◆ JOB
Reproduce the following material word for word, keeping every line.

◆ LISTING

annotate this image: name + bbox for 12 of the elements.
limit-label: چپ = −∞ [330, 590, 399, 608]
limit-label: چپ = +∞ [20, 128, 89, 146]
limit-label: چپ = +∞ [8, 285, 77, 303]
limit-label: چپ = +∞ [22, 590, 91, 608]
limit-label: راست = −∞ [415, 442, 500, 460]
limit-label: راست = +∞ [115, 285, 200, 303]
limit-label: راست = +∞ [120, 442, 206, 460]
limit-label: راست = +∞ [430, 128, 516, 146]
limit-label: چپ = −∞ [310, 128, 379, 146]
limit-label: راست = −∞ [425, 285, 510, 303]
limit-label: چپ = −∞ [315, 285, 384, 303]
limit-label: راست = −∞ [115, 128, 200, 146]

◆ RIGHT ANSWER
annotate this image: name + bbox for 12 of the elements.
limit-label: چپ = −∞ [330, 590, 399, 608]
limit-label: چپ = +∞ [20, 128, 89, 146]
limit-label: چپ = +∞ [8, 285, 77, 303]
limit-label: چپ = +∞ [22, 590, 91, 608]
limit-label: راست = −∞ [415, 442, 500, 460]
limit-label: راست = +∞ [115, 285, 200, 303]
limit-label: راست = +∞ [120, 442, 206, 460]
limit-label: راست = +∞ [430, 128, 516, 146]
limit-label: چپ = −∞ [310, 128, 379, 146]
limit-label: راست = −∞ [425, 285, 510, 303]
limit-label: چپ = −∞ [315, 285, 384, 303]
limit-label: راست = −∞ [115, 128, 200, 146]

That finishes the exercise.